— Start EXERCISE INPUTS —

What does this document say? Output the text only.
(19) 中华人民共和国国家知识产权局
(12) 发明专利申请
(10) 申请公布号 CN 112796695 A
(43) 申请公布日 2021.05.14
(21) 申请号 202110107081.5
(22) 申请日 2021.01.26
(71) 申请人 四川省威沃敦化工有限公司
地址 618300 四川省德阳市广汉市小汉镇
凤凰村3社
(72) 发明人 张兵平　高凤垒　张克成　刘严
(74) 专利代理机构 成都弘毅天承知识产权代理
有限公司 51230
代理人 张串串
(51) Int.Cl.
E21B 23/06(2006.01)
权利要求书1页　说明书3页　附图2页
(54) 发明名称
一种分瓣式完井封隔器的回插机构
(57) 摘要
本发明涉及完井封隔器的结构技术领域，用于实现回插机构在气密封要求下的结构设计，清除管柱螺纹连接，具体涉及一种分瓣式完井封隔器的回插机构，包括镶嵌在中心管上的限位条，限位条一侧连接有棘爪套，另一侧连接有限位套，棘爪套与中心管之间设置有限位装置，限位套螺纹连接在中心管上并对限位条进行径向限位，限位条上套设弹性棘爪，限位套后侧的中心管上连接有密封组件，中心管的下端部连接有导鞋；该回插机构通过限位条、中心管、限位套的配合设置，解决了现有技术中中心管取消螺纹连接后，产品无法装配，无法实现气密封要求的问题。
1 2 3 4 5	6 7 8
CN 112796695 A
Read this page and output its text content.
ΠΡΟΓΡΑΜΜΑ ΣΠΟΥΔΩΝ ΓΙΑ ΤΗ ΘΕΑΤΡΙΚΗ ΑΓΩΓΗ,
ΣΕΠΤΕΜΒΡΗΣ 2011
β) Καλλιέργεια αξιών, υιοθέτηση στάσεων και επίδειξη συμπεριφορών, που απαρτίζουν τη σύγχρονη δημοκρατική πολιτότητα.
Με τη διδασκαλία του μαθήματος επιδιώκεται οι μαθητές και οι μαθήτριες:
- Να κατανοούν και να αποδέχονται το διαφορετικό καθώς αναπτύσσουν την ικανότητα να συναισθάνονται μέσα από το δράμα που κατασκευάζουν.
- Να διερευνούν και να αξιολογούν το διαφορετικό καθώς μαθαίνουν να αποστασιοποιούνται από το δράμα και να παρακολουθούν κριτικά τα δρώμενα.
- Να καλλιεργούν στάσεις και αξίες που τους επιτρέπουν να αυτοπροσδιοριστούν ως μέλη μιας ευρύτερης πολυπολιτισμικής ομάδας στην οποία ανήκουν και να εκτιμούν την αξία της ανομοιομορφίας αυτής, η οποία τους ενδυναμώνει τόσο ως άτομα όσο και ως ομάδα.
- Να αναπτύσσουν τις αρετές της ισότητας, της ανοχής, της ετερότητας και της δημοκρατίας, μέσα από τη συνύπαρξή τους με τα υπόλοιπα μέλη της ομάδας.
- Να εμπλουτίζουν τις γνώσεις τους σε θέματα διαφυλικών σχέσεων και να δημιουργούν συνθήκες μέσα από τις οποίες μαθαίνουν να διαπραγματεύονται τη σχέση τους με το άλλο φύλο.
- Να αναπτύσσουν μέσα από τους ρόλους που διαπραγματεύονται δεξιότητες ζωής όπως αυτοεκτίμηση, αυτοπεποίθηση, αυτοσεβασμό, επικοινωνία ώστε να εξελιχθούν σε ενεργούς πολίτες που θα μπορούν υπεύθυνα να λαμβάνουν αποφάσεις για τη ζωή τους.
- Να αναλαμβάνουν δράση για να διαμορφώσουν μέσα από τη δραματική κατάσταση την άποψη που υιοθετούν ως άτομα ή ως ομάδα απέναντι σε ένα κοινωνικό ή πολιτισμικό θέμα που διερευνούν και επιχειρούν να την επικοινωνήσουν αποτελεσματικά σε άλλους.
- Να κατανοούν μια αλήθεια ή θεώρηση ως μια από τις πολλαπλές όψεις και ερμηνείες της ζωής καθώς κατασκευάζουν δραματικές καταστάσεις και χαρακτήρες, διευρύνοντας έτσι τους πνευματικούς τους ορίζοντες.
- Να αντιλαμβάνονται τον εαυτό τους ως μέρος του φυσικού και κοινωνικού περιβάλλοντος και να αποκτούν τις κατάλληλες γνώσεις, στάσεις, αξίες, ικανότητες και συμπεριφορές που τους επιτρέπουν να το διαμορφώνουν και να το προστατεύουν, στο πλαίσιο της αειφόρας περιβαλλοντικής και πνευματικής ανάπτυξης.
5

— End EXERCISE INPUTS —

TASK DETAILS. Transcribe the material above word for word.

TASK ANSWER.
What does this document say? Output the text only.
(19) 中华人民共和国国家知识产权局
(12) 发明专利申请
(10) 申请公布号 CN 112796695 A
(43) 申请公布日 2021.05.14
(21) 申请号 202110107081.5
(22) 申请日 2021.01.26
(71) 申请人 四川省威沃敦化工有限公司
地址 618300 四川省德阳市广汉市小汉镇
凤凰村3社
(72) 发明人 张兵平　高凤垒　张克成　刘严
(74) 专利代理机构 成都弘毅天承知识产权代理
有限公司 51230
代理人 张串串
(51) Int.Cl.
E21B 23/06(2006.01)
权利要求书1页　说明书3页　附图2页
(54) 发明名称
一种分瓣式完井封隔器的回插机构
(57) 摘要
本发明涉及完井封隔器的结构技术领域，用于实现回插机构在气密封要求下的结构设计，清除管柱螺纹连接，具体涉及一种分瓣式完井封隔器的回插机构，包括镶嵌在中心管上的限位条，限位条一侧连接有棘爪套，另一侧连接有限位套，棘爪套与中心管之间设置有限位装置，限位套螺纹连接在中心管上并对限位条进行径向限位，限位条上套设弹性棘爪，限位套后侧的中心管上连接有密封组件，中心管的下端部连接有导鞋；该回插机构通过限位条、中心管、限位套的配合设置，解决了现有技术中中心管取消螺纹连接后，产品无法装配，无法实现气密封要求的问题。
1 2 3 4 5	6 7 8
CN 112796695 A
Read this page and output its text content.
ΠΡΟΓΡΑΜΜΑ ΣΠΟΥΔΩΝ ΓΙΑ ΤΗ ΘΕΑΤΡΙΚΗ ΑΓΩΓΗ,
ΣΕΠΤΕΜΒΡΗΣ 2011
β) Καλλιέργεια αξιών, υιοθέτηση στάσεων και επίδειξη συμπεριφορών, που απαρτίζουν τη σύγχρονη δημοκρατική πολιτότητα.
Με τη διδασκαλία του μαθήματος επιδιώκεται οι μαθητές και οι μαθήτριες:
- Να κατανοούν και να αποδέχονται το διαφορετικό καθώς αναπτύσσουν την ικανότητα να συναισθάνονται μέσα από το δράμα που κατασκευάζουν.
- Να διερευνούν και να αξιολογούν το διαφορετικό καθώς μαθαίνουν να αποστασιοποιούνται από το δράμα και να παρακολουθούν κριτικά τα δρώμενα.
- Να καλλιεργούν στάσεις και αξίες που τους επιτρέπουν να αυτοπροσδιοριστούν ως μέλη μιας ευρύτερης πολυπολιτισμικής ομάδας στην οποία ανήκουν και να εκτιμούν την αξία της ανομοιομορφίας αυτής, η οποία τους ενδυναμώνει τόσο ως άτομα όσο και ως ομάδα.
- Να αναπτύσσουν τις αρετές της ισότητας, της ανοχής, της ετερότητας και της δημοκρατίας, μέσα από τη συνύπαρξή τους με τα υπόλοιπα μέλη της ομάδας.
- Να εμπλουτίζουν τις γνώσεις τους σε θέματα διαφυλικών σχέσεων και να δημιουργούν συνθήκες μέσα από τις οποίες μαθαίνουν να διαπραγματεύονται τη σχέση τους με το άλλο φύλο.
- Να αναπτύσσουν μέσα από τους ρόλους που διαπραγματεύονται δεξιότητες ζωής όπως αυτοεκτίμηση, αυτοπεποίθηση, αυτοσεβασμό, επικοινωνία ώστε να εξελιχθούν σε ενεργούς πολίτες που θα μπορούν υπεύθυνα να λαμβάνουν αποφάσεις για τη ζωή τους.
- Να αναλαμβάνουν δράση για να διαμορφώσουν μέσα από τη δραματική κατάσταση την άποψη που υιοθετούν ως άτομα ή ως ομάδα απέναντι σε ένα κοινωνικό ή πολιτισμικό θέμα που διερευνούν και επιχειρούν να την επικοινωνήσουν αποτελεσματικά σε άλλους.
- Να κατανοούν μια αλήθεια ή θεώρηση ως μια από τις πολλαπλές όψεις και ερμηνείες της ζωής καθώς κατασκευάζουν δραματικές καταστάσεις και χαρακτήρες, διευρύνοντας έτσι τους πνευματικούς τους ορίζοντες.
- Να αντιλαμβάνονται τον εαυτό τους ως μέρος του φυσικού και κοινωνικού περιβάλλοντος και να αποκτούν τις κατάλληλες γνώσεις, στάσεις, αξίες, ικανότητες και συμπεριφορές που τους επιτρέπουν να το διαμορφώνουν και να το προστατεύουν, στο πλαίσιο της αειφόρας περιβαλλοντικής και πνευματικής ανάπτυξης.
5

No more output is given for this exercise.